[begin Task data]

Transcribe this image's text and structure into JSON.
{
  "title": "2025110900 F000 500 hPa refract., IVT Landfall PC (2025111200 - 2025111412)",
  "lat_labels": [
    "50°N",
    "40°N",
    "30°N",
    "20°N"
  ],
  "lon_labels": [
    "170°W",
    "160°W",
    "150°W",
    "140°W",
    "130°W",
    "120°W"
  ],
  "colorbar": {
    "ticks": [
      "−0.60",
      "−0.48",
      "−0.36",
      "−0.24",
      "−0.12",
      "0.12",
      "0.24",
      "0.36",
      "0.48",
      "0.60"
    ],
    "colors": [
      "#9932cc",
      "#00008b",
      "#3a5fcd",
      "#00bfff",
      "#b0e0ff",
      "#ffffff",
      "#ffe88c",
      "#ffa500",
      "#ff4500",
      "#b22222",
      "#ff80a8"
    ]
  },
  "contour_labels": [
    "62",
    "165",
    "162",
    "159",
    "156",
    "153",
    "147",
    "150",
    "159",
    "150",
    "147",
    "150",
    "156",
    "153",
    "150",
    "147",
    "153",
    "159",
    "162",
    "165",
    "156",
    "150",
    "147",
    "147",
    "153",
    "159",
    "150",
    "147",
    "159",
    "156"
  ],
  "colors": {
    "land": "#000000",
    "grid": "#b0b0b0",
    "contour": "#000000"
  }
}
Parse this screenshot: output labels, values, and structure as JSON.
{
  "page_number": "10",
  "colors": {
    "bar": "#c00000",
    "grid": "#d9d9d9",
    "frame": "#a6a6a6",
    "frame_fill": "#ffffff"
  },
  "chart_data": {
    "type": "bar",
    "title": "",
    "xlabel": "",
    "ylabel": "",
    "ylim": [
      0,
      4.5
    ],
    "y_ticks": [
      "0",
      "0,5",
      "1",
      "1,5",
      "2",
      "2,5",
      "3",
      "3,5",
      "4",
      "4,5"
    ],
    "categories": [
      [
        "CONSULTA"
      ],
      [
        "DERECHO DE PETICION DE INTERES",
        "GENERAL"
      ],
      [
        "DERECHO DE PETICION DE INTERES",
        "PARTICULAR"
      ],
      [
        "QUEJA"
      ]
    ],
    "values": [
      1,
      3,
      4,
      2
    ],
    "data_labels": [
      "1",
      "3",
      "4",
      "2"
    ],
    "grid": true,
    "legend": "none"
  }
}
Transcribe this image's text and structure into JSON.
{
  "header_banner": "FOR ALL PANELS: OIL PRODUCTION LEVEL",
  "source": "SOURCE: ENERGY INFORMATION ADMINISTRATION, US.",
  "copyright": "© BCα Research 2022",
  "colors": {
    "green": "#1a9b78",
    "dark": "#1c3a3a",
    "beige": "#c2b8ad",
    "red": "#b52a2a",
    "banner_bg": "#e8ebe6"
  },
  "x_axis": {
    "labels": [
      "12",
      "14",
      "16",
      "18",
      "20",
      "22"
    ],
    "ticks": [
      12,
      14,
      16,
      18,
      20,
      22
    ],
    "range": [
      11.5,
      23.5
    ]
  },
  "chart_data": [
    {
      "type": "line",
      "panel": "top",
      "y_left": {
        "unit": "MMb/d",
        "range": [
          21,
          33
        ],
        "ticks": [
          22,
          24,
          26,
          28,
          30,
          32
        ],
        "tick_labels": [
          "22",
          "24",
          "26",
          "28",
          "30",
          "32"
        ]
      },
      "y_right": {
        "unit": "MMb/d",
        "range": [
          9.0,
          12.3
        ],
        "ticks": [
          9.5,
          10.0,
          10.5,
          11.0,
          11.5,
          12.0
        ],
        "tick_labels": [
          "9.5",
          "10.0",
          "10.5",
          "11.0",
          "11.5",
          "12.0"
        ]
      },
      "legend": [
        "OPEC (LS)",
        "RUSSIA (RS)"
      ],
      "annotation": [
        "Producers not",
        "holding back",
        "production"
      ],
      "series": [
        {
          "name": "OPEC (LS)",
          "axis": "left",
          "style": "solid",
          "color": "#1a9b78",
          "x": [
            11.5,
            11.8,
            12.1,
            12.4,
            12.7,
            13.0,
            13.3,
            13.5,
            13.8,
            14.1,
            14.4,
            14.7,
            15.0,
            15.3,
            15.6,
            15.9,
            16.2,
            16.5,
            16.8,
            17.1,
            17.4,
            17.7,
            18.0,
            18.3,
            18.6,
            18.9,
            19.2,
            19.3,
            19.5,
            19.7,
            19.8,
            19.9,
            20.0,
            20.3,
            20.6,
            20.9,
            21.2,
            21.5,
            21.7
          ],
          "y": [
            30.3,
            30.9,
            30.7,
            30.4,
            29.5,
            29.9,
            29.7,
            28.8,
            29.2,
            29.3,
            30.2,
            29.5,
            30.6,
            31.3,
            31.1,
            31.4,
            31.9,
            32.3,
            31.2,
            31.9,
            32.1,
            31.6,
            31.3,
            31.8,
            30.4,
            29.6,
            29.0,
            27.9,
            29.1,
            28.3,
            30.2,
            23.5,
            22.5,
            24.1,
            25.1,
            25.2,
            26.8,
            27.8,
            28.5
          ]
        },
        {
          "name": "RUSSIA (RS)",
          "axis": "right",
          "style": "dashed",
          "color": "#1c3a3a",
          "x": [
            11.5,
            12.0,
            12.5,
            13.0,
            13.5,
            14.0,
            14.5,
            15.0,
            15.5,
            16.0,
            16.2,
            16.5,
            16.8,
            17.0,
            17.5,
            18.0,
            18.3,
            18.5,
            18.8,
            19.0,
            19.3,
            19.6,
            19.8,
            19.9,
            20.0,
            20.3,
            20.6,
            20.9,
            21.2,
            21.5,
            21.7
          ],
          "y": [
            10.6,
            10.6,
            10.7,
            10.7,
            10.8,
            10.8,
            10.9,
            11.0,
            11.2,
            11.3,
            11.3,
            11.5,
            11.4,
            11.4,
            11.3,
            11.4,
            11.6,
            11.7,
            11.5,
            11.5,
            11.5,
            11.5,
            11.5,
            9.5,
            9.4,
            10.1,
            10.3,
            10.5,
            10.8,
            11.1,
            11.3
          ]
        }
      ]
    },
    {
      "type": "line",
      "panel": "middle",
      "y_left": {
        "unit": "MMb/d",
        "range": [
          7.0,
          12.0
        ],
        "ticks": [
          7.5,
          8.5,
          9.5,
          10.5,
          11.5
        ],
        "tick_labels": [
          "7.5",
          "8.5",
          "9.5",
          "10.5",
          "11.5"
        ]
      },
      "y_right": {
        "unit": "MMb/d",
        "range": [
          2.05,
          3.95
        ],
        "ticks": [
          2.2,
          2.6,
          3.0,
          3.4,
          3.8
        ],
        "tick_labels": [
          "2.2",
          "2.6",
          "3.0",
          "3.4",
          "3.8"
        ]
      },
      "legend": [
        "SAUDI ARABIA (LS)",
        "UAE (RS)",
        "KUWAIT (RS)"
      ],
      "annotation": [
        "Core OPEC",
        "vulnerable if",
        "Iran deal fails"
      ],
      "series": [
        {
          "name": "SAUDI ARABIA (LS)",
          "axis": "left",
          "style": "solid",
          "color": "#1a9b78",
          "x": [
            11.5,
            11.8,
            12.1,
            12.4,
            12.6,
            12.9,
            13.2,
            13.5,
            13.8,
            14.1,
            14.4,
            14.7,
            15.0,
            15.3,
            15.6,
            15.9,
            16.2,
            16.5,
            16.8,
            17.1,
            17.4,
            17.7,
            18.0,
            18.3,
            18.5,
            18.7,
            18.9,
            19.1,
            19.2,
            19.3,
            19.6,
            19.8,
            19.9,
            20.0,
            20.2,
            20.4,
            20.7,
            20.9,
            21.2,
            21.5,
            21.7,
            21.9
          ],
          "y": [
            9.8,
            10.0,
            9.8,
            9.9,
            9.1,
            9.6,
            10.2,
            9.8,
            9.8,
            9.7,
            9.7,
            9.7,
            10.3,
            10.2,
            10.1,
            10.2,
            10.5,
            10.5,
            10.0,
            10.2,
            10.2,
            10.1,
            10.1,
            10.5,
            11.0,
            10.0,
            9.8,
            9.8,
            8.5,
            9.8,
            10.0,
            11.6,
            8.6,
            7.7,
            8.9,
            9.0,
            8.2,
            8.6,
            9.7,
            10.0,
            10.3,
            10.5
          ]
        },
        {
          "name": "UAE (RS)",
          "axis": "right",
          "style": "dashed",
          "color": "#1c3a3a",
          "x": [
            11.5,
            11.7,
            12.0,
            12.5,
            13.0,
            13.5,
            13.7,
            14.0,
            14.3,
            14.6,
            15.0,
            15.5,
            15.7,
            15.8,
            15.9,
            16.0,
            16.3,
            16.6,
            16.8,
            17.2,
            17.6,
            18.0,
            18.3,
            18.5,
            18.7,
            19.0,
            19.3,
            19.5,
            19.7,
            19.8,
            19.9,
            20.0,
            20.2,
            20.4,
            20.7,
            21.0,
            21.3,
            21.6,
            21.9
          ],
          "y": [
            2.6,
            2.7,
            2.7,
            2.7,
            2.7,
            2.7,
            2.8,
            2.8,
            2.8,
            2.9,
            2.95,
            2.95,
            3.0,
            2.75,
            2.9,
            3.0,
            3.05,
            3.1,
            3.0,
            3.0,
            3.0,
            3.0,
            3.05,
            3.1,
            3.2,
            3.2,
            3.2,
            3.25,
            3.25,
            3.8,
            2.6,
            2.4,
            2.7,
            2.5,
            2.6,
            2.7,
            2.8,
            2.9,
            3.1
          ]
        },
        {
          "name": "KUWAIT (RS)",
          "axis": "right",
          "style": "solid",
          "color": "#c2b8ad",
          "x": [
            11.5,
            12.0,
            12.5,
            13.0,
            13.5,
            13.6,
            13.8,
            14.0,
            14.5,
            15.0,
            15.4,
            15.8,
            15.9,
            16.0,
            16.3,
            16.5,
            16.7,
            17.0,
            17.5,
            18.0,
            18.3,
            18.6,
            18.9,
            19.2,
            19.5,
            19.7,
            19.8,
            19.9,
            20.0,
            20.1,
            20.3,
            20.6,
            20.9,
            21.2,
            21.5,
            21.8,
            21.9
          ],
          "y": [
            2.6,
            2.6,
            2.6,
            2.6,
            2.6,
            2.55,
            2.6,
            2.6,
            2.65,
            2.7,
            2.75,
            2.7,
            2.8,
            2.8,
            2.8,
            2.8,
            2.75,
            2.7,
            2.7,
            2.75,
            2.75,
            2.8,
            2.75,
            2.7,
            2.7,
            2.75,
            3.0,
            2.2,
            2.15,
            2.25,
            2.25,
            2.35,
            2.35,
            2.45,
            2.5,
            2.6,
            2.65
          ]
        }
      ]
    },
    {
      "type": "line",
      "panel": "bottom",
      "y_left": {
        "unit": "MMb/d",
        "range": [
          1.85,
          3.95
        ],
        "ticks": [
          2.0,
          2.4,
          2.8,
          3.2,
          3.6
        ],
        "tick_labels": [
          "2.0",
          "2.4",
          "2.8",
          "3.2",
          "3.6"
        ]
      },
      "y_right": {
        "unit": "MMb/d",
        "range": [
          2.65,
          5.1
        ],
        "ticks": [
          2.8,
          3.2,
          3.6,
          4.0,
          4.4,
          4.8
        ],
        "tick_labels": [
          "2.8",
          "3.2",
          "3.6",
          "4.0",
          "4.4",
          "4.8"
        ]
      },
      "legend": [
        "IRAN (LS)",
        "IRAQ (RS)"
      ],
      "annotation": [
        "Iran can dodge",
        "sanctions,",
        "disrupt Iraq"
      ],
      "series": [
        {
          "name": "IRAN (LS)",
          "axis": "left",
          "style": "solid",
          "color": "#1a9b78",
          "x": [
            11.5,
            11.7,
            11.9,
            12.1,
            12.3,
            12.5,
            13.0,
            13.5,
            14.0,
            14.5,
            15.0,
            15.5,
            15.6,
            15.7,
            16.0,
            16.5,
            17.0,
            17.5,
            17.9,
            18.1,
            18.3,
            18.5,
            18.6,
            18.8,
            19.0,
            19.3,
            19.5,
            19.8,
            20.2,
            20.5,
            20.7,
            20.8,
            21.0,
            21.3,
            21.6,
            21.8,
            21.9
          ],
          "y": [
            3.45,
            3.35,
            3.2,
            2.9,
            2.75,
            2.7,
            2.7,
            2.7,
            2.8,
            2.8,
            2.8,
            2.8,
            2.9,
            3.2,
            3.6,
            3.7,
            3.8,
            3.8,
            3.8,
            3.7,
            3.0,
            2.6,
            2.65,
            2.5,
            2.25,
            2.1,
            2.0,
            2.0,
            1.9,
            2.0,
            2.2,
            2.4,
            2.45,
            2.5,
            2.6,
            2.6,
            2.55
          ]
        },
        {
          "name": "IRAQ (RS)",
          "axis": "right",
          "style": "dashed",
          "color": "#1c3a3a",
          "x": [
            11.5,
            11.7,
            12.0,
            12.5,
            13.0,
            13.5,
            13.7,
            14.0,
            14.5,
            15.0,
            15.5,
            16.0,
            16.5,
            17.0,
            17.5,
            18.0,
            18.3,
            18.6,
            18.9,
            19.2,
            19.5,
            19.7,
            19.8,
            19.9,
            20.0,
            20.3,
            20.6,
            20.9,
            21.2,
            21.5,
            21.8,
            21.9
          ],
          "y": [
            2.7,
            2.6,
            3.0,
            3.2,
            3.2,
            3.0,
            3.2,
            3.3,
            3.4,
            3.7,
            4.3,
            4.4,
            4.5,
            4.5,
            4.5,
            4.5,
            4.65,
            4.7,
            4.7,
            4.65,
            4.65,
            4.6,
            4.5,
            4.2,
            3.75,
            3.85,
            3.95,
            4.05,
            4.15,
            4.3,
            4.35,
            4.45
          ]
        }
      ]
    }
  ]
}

[end Task data]

◆ Objective:
Find how many lines in the records contain the string "title", then give the number alone.

◆ Output of the exercise:
2